• Source data:
· · ·
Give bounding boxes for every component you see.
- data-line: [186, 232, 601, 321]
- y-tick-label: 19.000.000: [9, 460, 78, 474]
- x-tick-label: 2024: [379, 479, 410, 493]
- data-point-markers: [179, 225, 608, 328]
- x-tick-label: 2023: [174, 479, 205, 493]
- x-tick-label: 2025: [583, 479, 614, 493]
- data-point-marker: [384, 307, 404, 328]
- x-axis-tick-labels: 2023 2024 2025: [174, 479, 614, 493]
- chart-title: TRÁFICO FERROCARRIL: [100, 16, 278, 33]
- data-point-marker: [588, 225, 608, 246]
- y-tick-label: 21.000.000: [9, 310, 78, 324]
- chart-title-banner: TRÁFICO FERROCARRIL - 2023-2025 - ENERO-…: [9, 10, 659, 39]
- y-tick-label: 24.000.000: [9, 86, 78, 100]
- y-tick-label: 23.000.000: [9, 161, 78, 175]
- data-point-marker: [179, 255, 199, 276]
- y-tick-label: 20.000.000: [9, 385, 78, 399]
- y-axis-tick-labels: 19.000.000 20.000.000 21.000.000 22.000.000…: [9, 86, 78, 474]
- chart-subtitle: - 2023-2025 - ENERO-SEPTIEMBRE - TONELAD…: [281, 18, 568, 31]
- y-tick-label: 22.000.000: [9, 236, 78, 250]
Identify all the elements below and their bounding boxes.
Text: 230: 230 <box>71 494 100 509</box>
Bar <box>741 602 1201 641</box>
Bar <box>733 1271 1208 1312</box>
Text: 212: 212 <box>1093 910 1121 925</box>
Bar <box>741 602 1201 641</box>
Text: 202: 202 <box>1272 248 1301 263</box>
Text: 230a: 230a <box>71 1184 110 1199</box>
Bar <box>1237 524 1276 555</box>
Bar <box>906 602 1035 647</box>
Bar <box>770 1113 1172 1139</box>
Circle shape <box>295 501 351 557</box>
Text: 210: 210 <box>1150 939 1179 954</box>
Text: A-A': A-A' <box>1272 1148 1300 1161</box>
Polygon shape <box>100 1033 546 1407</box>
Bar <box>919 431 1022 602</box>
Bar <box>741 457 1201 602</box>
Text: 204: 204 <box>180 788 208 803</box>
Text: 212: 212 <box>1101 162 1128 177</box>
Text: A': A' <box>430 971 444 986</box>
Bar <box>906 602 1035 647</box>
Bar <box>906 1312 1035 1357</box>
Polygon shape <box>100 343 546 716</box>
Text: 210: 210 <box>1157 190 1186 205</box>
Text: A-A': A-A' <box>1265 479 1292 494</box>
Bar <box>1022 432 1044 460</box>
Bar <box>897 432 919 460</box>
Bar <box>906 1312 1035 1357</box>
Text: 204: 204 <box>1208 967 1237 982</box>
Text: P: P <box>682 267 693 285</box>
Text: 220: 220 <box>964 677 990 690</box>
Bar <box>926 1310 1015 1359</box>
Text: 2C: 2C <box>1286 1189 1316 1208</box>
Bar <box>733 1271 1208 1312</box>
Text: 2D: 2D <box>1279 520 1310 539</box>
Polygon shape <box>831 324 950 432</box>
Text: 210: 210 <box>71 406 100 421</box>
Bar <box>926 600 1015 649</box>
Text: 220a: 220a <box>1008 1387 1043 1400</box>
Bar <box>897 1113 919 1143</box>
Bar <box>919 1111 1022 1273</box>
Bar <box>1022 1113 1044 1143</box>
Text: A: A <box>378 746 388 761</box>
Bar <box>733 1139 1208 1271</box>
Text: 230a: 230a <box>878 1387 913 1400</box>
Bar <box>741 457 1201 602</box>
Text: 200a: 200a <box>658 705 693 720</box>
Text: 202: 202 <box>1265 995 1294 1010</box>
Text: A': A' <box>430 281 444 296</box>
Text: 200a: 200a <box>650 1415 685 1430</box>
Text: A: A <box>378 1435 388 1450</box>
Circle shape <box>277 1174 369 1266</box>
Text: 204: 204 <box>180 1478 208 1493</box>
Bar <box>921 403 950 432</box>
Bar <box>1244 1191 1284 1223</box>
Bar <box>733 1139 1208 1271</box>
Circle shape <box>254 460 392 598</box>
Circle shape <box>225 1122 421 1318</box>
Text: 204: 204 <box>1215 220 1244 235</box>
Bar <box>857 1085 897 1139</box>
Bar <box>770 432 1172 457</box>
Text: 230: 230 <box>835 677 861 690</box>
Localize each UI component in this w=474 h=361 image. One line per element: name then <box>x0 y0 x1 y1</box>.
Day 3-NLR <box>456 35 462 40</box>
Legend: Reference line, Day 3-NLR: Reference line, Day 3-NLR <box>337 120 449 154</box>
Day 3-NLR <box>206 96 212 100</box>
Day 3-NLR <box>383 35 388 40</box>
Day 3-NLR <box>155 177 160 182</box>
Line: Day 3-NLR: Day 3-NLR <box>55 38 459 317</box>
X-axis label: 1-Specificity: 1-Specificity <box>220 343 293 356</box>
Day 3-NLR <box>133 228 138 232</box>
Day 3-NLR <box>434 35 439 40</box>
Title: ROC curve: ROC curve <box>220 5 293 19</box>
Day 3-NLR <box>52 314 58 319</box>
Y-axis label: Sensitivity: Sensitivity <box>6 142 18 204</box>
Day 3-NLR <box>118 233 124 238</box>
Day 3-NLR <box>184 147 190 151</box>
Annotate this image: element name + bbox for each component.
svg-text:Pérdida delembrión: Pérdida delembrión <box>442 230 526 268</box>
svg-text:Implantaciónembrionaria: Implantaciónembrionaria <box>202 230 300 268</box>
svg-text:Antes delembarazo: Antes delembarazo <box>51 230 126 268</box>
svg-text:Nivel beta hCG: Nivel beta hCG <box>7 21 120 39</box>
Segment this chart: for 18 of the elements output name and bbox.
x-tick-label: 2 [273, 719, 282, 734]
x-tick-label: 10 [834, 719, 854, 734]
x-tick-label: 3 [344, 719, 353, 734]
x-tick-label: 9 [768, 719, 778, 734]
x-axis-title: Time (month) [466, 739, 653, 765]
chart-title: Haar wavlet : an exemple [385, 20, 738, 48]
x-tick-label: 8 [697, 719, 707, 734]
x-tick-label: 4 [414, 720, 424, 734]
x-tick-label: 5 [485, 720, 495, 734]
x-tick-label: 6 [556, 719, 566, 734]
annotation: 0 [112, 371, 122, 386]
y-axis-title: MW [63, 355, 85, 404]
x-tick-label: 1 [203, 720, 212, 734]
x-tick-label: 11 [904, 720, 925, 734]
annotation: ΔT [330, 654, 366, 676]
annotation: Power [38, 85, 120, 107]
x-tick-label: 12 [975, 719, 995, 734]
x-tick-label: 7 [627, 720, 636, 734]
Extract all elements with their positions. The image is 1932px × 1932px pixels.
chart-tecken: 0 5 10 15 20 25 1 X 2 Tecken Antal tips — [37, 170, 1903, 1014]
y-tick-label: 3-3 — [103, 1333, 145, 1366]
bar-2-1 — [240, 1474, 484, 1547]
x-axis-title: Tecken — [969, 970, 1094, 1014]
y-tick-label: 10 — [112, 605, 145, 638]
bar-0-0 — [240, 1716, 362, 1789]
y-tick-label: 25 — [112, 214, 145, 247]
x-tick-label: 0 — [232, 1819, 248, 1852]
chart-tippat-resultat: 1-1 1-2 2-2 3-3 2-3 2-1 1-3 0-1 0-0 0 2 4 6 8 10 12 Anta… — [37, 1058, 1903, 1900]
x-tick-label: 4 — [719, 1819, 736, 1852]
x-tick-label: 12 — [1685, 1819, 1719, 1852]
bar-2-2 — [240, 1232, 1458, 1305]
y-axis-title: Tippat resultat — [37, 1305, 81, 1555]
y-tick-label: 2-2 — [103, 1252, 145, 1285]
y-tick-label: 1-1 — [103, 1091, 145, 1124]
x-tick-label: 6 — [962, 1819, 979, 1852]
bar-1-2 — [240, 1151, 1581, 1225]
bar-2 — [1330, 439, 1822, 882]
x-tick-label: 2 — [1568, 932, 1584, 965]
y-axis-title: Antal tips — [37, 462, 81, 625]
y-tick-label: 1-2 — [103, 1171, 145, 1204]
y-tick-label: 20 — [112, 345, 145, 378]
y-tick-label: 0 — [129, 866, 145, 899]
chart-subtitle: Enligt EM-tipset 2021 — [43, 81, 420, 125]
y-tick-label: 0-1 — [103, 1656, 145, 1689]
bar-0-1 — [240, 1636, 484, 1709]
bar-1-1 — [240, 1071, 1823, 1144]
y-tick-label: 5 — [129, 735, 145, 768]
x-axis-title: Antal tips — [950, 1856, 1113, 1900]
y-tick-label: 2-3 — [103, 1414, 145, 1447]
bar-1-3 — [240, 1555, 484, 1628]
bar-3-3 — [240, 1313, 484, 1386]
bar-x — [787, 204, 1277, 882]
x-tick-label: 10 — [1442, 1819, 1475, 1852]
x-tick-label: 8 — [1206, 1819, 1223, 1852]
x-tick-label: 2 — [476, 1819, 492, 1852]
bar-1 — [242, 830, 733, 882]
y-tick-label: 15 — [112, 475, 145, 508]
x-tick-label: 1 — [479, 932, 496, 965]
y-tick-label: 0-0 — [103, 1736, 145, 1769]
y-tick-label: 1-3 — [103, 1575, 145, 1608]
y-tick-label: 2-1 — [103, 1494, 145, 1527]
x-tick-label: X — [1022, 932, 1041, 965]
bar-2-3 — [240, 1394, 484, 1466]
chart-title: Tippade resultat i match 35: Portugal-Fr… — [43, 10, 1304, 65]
· · ·
Starting at the first line of the data and ending at the line that contains "- y-tick-label: 22.000.000: [9, 236, 78, 250]", express those lines as a Markdown table with two columns, Row and Line, where Row holds each line's number. Leave out blank lines.

| Row | Line |
|---|---|
| 1 | Give bounding boxes for every component you see. |
| 2 | - data-line: [186, 232, 601, 321] |
| 3 | - y-tick-label: 19.000.000: [9, 460, 78, 474] |
| 4 | - x-tick-label: 2024: [379, 479, 410, 493] |
| 5 | - data-point-markers: [179, 225, 608, 328] |
| 6 | - x-tick-label: 2023: [174, 479, 205, 493] |
| 7 | - x-tick-label: 2025: [583, 479, 614, 493] |
| 8 | - data-point-marker: [384, 307, 404, 328] |
| 9 | - x-axis-tick-labels: 2023 2024 2025: [174, 479, 614, 493] |
| 10 | - chart-title: TRÁFICO FERROCARRIL: [100, 16, 278, 33] |
| 11 | - data-point-marker: [588, 225, 608, 246] |
| 12 | - y-tick-label: 21.000.000: [9, 310, 78, 324] |
| 13 | - chart-title-banner: TRÁFICO FERROCARRIL - 2023-2025 - ENERO-…: [9, 10, 659, 39] |
| 14 | - y-tick-label: 24.000.000: [9, 86, 78, 100] |
| 15 | - y-tick-label: 23.000.000: [9, 161, 78, 175] |
| 16 | - data-point-marker: [179, 255, 199, 276] |
| 17 | - y-tick-label: 20.000.000: [9, 385, 78, 399] |
| 18 | - y-axis-tick-labels: 19.000.000 20.000.000 21.000.000 22.000.000…: [9, 86, 78, 474] |
| 19 | - chart-subtitle: - 2023-2025 - ENERO-SEPTIEMBRE - TONELAD…: [281, 18, 568, 31] |
| 20 | - y-tick-label: 22.000.000: [9, 236, 78, 250] |